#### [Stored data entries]
--------------------
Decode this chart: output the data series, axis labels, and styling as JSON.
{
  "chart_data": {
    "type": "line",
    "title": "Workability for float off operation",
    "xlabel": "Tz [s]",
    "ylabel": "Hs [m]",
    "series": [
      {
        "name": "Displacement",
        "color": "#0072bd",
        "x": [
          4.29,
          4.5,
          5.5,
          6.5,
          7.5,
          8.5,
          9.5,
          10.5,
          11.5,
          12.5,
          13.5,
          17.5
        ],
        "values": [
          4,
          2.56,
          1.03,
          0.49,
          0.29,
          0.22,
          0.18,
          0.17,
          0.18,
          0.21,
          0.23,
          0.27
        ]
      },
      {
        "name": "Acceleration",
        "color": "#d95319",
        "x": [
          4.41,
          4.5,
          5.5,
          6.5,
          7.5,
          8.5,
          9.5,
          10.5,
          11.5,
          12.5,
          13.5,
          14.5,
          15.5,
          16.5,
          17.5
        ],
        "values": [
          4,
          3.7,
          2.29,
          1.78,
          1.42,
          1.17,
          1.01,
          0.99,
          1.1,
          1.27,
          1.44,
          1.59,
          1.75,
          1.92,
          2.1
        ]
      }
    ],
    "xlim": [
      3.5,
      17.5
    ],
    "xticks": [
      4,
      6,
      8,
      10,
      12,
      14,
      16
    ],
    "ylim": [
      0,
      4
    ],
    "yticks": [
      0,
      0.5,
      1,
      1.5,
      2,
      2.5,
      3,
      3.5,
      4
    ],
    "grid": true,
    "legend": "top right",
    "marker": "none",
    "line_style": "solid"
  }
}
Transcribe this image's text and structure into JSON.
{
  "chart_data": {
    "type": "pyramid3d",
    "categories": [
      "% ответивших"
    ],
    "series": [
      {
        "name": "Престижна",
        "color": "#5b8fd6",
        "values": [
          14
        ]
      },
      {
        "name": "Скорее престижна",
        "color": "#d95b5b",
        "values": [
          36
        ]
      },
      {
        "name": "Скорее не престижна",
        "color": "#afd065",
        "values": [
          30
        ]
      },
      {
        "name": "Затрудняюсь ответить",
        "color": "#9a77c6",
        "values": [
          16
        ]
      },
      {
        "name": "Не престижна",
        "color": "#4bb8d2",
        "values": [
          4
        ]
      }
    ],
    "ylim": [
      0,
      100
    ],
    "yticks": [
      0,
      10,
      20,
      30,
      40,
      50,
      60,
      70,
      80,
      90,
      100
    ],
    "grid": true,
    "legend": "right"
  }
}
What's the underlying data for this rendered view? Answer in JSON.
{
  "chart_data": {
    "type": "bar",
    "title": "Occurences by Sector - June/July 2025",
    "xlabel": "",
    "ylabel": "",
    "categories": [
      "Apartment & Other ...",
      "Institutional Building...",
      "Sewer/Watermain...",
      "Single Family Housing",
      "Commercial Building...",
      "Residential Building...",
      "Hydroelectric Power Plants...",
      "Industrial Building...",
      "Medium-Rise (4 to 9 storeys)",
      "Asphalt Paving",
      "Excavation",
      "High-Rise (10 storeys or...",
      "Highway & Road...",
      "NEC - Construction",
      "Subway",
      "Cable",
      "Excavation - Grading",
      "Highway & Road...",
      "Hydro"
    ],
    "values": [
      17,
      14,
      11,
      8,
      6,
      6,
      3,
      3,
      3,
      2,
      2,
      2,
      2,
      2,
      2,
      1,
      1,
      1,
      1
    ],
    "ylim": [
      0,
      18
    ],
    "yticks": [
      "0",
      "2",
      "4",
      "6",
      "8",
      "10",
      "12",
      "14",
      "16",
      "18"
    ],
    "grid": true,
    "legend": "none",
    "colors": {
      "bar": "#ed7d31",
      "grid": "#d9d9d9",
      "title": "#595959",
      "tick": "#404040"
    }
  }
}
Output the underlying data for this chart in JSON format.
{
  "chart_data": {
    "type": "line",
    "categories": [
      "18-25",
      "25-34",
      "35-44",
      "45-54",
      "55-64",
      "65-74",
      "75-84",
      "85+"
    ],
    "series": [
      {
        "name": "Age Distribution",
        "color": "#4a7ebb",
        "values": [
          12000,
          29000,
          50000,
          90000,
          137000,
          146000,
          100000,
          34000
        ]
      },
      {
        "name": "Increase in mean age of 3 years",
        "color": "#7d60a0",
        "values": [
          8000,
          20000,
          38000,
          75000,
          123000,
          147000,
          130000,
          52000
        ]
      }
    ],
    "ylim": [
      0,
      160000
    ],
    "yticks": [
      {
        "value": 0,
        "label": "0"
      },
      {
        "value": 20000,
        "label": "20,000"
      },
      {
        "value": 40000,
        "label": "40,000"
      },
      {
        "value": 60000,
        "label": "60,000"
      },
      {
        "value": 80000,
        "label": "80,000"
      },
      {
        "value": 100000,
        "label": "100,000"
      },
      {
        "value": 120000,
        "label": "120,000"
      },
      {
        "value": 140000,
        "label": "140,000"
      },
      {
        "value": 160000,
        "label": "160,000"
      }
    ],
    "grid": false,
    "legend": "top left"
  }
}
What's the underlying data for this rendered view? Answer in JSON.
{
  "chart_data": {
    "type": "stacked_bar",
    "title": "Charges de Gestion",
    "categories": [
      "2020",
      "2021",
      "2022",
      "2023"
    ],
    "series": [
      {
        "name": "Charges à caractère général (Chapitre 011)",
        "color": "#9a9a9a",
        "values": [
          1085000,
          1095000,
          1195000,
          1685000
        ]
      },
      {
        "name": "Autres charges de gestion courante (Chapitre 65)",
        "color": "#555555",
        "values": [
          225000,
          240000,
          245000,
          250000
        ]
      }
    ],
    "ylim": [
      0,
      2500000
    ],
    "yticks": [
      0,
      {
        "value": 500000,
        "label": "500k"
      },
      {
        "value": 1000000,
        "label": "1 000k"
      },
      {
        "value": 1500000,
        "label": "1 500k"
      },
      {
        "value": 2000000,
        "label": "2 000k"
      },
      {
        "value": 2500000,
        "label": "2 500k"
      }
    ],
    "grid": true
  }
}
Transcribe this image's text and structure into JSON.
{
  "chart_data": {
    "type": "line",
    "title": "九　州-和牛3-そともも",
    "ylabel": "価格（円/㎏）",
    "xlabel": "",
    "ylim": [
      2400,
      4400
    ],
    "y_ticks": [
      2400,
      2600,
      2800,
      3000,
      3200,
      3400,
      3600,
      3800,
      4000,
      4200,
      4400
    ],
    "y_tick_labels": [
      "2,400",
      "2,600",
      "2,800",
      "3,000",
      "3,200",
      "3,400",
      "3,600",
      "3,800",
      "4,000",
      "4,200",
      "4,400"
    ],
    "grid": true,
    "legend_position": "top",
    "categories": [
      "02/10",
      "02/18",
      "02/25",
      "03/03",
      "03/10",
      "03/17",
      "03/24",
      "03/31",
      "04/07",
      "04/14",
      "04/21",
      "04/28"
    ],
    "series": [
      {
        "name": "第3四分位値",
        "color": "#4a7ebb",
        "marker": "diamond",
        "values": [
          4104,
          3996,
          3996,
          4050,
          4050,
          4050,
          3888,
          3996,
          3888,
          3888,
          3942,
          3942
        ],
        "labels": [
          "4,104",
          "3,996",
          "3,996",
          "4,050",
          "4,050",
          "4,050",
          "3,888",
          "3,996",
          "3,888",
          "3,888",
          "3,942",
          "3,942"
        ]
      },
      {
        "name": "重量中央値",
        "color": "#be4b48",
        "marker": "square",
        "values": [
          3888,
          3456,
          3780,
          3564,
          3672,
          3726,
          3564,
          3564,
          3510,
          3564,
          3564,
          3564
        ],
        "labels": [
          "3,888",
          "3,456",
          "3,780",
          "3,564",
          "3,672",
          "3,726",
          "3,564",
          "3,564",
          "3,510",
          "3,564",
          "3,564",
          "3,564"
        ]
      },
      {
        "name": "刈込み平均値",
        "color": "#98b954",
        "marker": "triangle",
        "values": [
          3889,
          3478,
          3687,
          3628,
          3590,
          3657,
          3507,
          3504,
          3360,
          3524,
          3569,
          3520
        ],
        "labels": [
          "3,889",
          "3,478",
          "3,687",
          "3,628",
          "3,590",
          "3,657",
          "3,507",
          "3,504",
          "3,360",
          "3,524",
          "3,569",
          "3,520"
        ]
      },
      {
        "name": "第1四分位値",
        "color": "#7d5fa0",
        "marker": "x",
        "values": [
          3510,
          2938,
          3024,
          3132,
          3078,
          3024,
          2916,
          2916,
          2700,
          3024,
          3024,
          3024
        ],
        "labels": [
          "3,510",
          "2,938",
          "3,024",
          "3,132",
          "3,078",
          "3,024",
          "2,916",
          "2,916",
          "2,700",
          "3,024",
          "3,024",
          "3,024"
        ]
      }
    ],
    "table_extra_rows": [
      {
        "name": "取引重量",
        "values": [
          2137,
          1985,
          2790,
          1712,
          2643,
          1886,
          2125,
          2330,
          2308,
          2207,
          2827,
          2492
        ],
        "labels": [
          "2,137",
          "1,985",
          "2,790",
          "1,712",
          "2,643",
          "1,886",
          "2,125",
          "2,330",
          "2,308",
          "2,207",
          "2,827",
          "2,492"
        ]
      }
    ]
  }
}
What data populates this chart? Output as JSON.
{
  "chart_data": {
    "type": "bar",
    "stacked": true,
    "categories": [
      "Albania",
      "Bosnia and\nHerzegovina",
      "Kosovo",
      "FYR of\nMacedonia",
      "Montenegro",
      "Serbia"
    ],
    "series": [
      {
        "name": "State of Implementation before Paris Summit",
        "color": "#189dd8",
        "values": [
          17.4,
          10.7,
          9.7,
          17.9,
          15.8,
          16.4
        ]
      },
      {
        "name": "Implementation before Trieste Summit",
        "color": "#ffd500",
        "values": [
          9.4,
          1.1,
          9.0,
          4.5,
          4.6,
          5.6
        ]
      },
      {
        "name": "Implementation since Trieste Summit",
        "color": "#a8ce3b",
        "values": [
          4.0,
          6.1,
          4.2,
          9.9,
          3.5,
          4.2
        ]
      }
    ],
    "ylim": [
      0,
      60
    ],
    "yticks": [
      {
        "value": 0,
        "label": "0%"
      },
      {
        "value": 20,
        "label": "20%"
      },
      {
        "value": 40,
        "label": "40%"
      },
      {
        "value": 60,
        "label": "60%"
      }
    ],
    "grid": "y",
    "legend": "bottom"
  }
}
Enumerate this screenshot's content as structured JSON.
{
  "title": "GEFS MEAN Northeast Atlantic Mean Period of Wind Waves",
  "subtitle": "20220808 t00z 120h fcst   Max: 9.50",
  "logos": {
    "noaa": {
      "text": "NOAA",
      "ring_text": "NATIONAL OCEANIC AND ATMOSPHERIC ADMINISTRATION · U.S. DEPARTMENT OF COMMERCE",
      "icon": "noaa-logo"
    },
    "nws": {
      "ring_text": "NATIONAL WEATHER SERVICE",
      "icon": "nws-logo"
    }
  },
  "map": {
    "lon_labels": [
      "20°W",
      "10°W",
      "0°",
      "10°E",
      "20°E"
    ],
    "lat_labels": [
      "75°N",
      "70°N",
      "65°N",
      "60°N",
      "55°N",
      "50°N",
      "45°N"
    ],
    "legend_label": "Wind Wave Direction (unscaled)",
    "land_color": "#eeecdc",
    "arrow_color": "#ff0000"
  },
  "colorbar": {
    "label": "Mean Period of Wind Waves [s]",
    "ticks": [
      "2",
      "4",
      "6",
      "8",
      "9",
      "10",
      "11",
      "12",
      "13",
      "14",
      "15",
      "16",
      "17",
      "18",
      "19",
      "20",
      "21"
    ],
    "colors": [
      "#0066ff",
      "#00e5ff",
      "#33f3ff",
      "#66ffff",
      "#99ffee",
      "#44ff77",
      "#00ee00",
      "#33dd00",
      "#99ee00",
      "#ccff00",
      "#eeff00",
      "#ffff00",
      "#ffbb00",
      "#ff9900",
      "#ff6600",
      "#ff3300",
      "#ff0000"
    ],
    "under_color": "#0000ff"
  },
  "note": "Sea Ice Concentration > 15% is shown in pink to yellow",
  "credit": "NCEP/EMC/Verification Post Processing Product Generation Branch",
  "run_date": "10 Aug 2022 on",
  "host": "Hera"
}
--------------------
#### [Problem to solve]
Among these entries, how many lines include the string "Waves"? Reply with the number by itself.

#### [Exercise answer]
2